Stated goal » Output every entry exactly as written, skipping any pictures.

╭─ Record extracts

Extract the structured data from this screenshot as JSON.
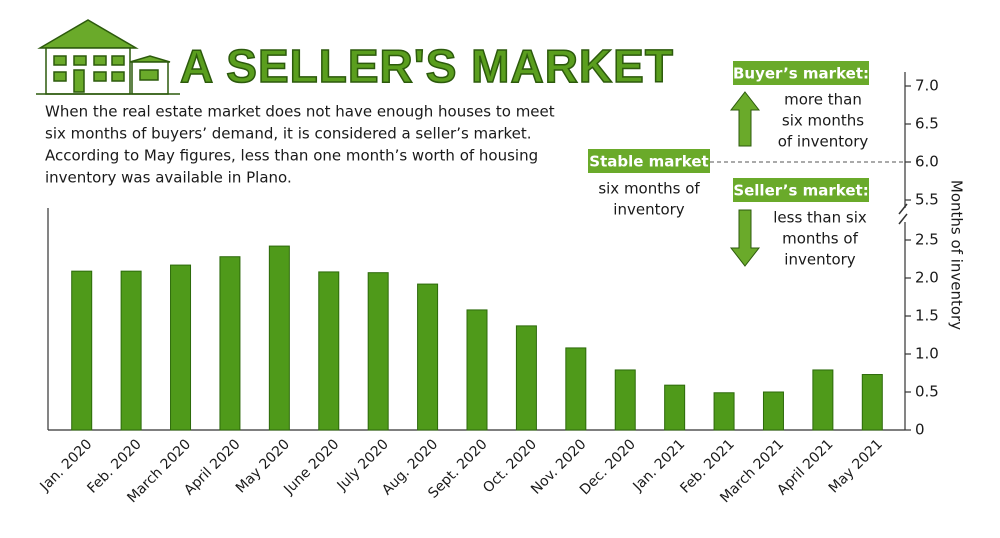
{
  "chart_data": {
    "type": "bar",
    "title": "A SELLER'S MARKET",
    "description": [
      "When the real estate market does not have enough houses to meet",
      "six months of buyers’ demand, it is considered a seller’s market.",
      "According to May figures, less than one month’s worth of housing",
      "inventory was available in Plano."
    ],
    "y_label": "Months of inventory",
    "categories": [
      "Jan. 2020",
      "Feb. 2020",
      "March 2020",
      "April 2020",
      "May 2020",
      "June 2020",
      "July 2020",
      "Aug. 2020",
      "Sept. 2020",
      "Oct. 2020",
      "Nov. 2020",
      "Dec. 2020",
      "Jan. 2021",
      "Feb. 2021",
      "March 2021",
      "April 2021",
      "May 2021"
    ],
    "values": [
      2.09,
      2.09,
      2.17,
      2.28,
      2.42,
      2.08,
      2.07,
      1.92,
      1.58,
      1.37,
      1.08,
      0.79,
      0.59,
      0.49,
      0.5,
      0.79,
      0.73
    ],
    "color": "#4f9a1a",
    "ylim": [
      0,
      7
    ],
    "ybreak": [
      2.5,
      5.5
    ],
    "yticks": [
      0,
      0.5,
      {
        "value": 1,
        "label": "1.0"
      },
      1.5,
      {
        "value": 2,
        "label": "2.0"
      },
      2.5,
      5.5,
      {
        "value": 6,
        "label": "6.0"
      },
      6.5,
      {
        "value": 7,
        "label": "7.0"
      }
    ],
    "stable_level": 6,
    "buyers_label": "Buyer’s market:",
    "buyers_note": [
      "more than",
      "six months",
      "of inventory"
    ],
    "stable_label": "Stable market",
    "stable_note": [
      "six months of",
      "inventory"
    ],
    "sellers_label": "Seller’s market:",
    "sellers_note": [
      "less than six",
      "months of",
      "inventory"
    ]
  }
}
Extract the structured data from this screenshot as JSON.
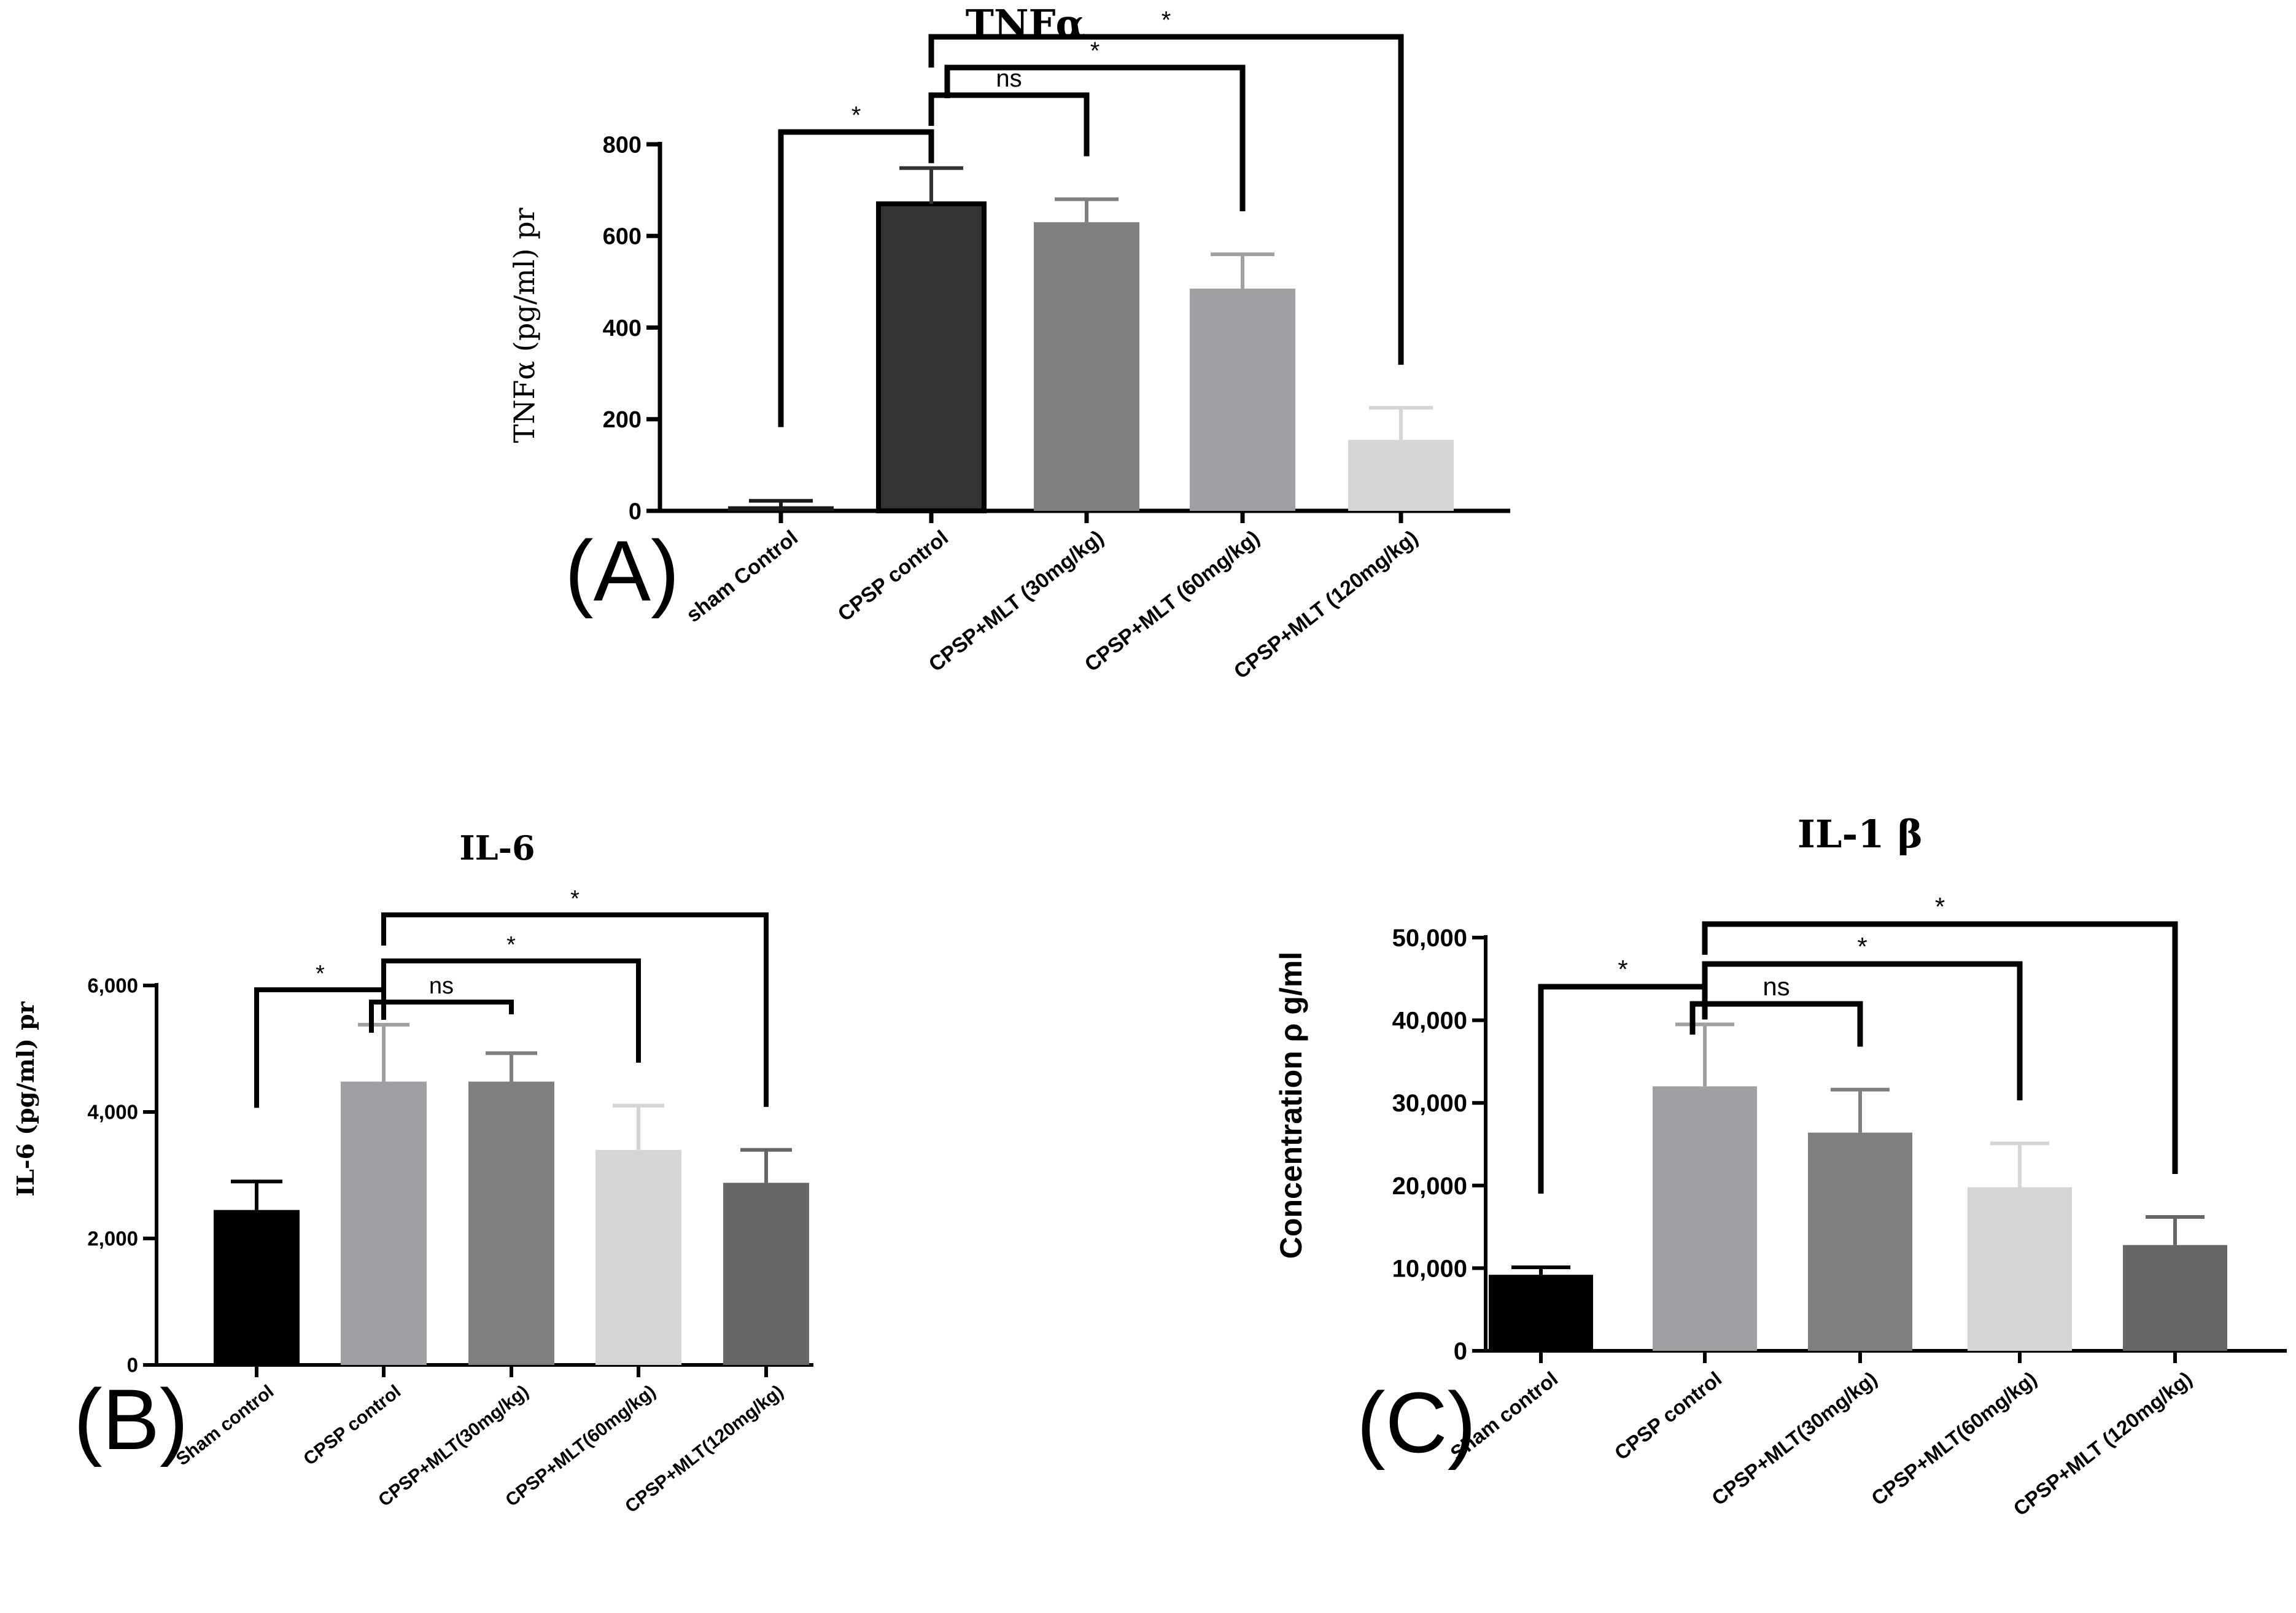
{
  "chart_data": [
    {
      "type": "bar",
      "panel_label": "(A)",
      "title": "TNFα",
      "ylabel": "TNFα (pg/ml) pr",
      "xlabel": "",
      "ylim": [
        0,
        800
      ],
      "yticks": [
        0,
        200,
        400,
        600,
        800
      ],
      "yticks_labels": [
        "0",
        "200",
        "400",
        "600",
        "800"
      ],
      "categories": [
        "sham Control",
        "CPSP control",
        "CPSP+MLT (30mg/kg)",
        "CPSP+MLT (60mg/kg)",
        "CPSP+MLT (120mg/kg)"
      ],
      "values": [
        10,
        670,
        630,
        485,
        155
      ],
      "errors": [
        12,
        78,
        50,
        75,
        70
      ],
      "bar_colors": [
        "#1a1a1a",
        "#333333",
        "#7f7f7f",
        "#a0a0a4",
        "#d5d5d5"
      ],
      "significance": [
        {
          "from": 0,
          "to": 1,
          "label": "*"
        },
        {
          "from": 1,
          "to": 2,
          "label": "ns"
        },
        {
          "from": 1,
          "to": 3,
          "label": "*"
        },
        {
          "from": 1,
          "to": 4,
          "label": "*"
        }
      ]
    },
    {
      "type": "bar",
      "panel_label": "(B)",
      "title": "IL-6",
      "ylabel": "IL-6 (pg/ml) pr",
      "xlabel": "",
      "ylim": [
        0,
        6000
      ],
      "yticks": [
        0,
        2000,
        4000,
        6000
      ],
      "yticks_labels": [
        "0",
        "2,000",
        "4,000",
        "6,000"
      ],
      "categories": [
        "Sham control",
        "CPSP control",
        "CPSP+MLT(30mg/kg)",
        "CPSP+MLT(60mg/kg)",
        "CPSP+MLT(120mg/kg)"
      ],
      "values": [
        2450,
        4480,
        4480,
        3400,
        2880
      ],
      "errors": [
        450,
        900,
        450,
        700,
        520
      ],
      "bar_colors": [
        "#000000",
        "#a0a0a4",
        "#7f7f7f",
        "#d5d5d5",
        "#666666"
      ],
      "significance": [
        {
          "from": 0,
          "to": 1,
          "label": "*"
        },
        {
          "from": 1,
          "to": 2,
          "label": "ns"
        },
        {
          "from": 1,
          "to": 3,
          "label": "*"
        },
        {
          "from": 1,
          "to": 4,
          "label": "*"
        }
      ]
    },
    {
      "type": "bar",
      "panel_label": "(C)",
      "title": "IL-1 β",
      "ylabel": "Concentration ρ g/ml",
      "xlabel": "",
      "ylim": [
        0,
        50000
      ],
      "yticks": [
        0,
        10000,
        20000,
        30000,
        40000,
        50000
      ],
      "yticks_labels": [
        "0",
        "10,000",
        "20,000",
        "30,000",
        "40,000",
        "50,000"
      ],
      "categories": [
        "Sham control",
        "CPSP control",
        "CPSP+MLT(30mg/kg)",
        "CPSP+MLT(60mg/kg)",
        "CPSP+MLT (120mg/kg)"
      ],
      "values": [
        9200,
        32000,
        26400,
        19800,
        12800
      ],
      "errors": [
        900,
        7500,
        5200,
        5300,
        3400
      ],
      "bar_colors": [
        "#000000",
        "#a0a0a4",
        "#7f7f7f",
        "#d5d5d5",
        "#666666"
      ],
      "significance": [
        {
          "from": 0,
          "to": 1,
          "label": "*"
        },
        {
          "from": 1,
          "to": 2,
          "label": "ns"
        },
        {
          "from": 1,
          "to": 3,
          "label": "*"
        },
        {
          "from": 1,
          "to": 4,
          "label": "*"
        }
      ]
    }
  ]
}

╰─

Output for this exercise »
Extract the structured data from this screenshot as JSON.
{
  "chart_data": {
    "type": "bar",
    "title": "A SELLER'S MARKET",
    "description": [
      "When the real estate market does not have enough houses to meet",
      "six months of buyers’ demand, it is considered a seller’s market.",
      "According to May figures, less than one month’s worth of housing",
      "inventory was available in Plano."
    ],
    "y_label": "Months of inventory",
    "categories": [
      "Jan. 2020",
      "Feb. 2020",
      "March 2020",
      "April 2020",
      "May 2020",
      "June 2020",
      "July 2020",
      "Aug. 2020",
      "Sept. 2020",
      "Oct. 2020",
      "Nov. 2020",
      "Dec. 2020",
      "Jan. 2021",
      "Feb. 2021",
      "March 2021",
      "April 2021",
      "May 2021"
    ],
    "values": [
      2.09,
      2.09,
      2.17,
      2.28,
      2.42,
      2.08,
      2.07,
      1.92,
      1.58,
      1.37,
      1.08,
      0.79,
      0.59,
      0.49,
      0.5,
      0.79,
      0.73
    ],
    "color": "#4f9a1a",
    "ylim": [
      0,
      7
    ],
    "ybreak": [
      2.5,
      5.5
    ],
    "yticks": [
      0,
      0.5,
      {
        "value": 1,
        "label": "1.0"
      },
      1.5,
      {
        "value": 2,
        "label": "2.0"
      },
      2.5,
      5.5,
      {
        "value": 6,
        "label": "6.0"
      },
      6.5,
      {
        "value": 7,
        "label": "7.0"
      }
    ],
    "stable_level": 6,
    "buyers_label": "Buyer’s market:",
    "buyers_note": [
      "more than",
      "six months",
      "of inventory"
    ],
    "stable_label": "Stable market",
    "stable_note": [
      "six months of",
      "inventory"
    ],
    "sellers_label": "Seller’s market:",
    "sellers_note": [
      "less than six",
      "months of",
      "inventory"
    ]
  }
}
Extract the structured data from this screenshot as JSON.
{
  "chart_data": [
    {
      "type": "bar",
      "panel_label": "(A)",
      "title": "TNFα",
      "ylabel": "TNFα (pg/ml) pr",
      "xlabel": "",
      "ylim": [
        0,
        800
      ],
      "yticks": [
        0,
        200,
        400,
        600,
        800
      ],
      "yticks_labels": [
        "0",
        "200",
        "400",
        "600",
        "800"
      ],
      "categories": [
        "sham Control",
        "CPSP control",
        "CPSP+MLT (30mg/kg)",
        "CPSP+MLT (60mg/kg)",
        "CPSP+MLT (120mg/kg)"
      ],
      "values": [
        10,
        670,
        630,
        485,
        155
      ],
      "errors": [
        12,
        78,
        50,
        75,
        70
      ],
      "bar_colors": [
        "#1a1a1a",
        "#333333",
        "#7f7f7f",
        "#a0a0a4",
        "#d5d5d5"
      ],
      "significance": [
        {
          "from": 0,
          "to": 1,
          "label": "*"
        },
        {
          "from": 1,
          "to": 2,
          "label": "ns"
        },
        {
          "from": 1,
          "to": 3,
          "label": "*"
        },
        {
          "from": 1,
          "to": 4,
          "label": "*"
        }
      ]
    },
    {
      "type": "bar",
      "panel_label": "(B)",
      "title": "IL-6",
      "ylabel": "IL-6 (pg/ml) pr",
      "xlabel": "",
      "ylim": [
        0,
        6000
      ],
      "yticks": [
        0,
        2000,
        4000,
        6000
      ],
      "yticks_labels": [
        "0",
        "2,000",
        "4,000",
        "6,000"
      ],
      "categories": [
        "Sham control",
        "CPSP control",
        "CPSP+MLT(30mg/kg)",
        "CPSP+MLT(60mg/kg)",
        "CPSP+MLT(120mg/kg)"
      ],
      "values": [
        2450,
        4480,
        4480,
        3400,
        2880
      ],
      "errors": [
        450,
        900,
        450,
        700,
        520
      ],
      "bar_colors": [
        "#000000",
        "#a0a0a4",
        "#7f7f7f",
        "#d5d5d5",
        "#666666"
      ],
      "significance": [
        {
          "from": 0,
          "to": 1,
          "label": "*"
        },
        {
          "from": 1,
          "to": 2,
          "label": "ns"
        },
        {
          "from": 1,
          "to": 3,
          "label": "*"
        },
        {
          "from": 1,
          "to": 4,
          "label": "*"
        }
      ]
    },
    {
      "type": "bar",
      "panel_label": "(C)",
      "title": "IL-1 β",
      "ylabel": "Concentration ρ g/ml",
      "xlabel": "",
      "ylim": [
        0,
        50000
      ],
      "yticks": [
        0,
        10000,
        20000,
        30000,
        40000,
        50000
      ],
      "yticks_labels": [
        "0",
        "10,000",
        "20,000",
        "30,000",
        "40,000",
        "50,000"
      ],
      "categories": [
        "Sham control",
        "CPSP control",
        "CPSP+MLT(30mg/kg)",
        "CPSP+MLT(60mg/kg)",
        "CPSP+MLT (120mg/kg)"
      ],
      "values": [
        9200,
        32000,
        26400,
        19800,
        12800
      ],
      "errors": [
        900,
        7500,
        5200,
        5300,
        3400
      ],
      "bar_colors": [
        "#000000",
        "#a0a0a4",
        "#7f7f7f",
        "#d5d5d5",
        "#666666"
      ],
      "significance": [
        {
          "from": 0,
          "to": 1,
          "label": "*"
        },
        {
          "from": 1,
          "to": 2,
          "label": "ns"
        },
        {
          "from": 1,
          "to": 3,
          "label": "*"
        },
        {
          "from": 1,
          "to": 4,
          "label": "*"
        }
      ]
    }
  ]
}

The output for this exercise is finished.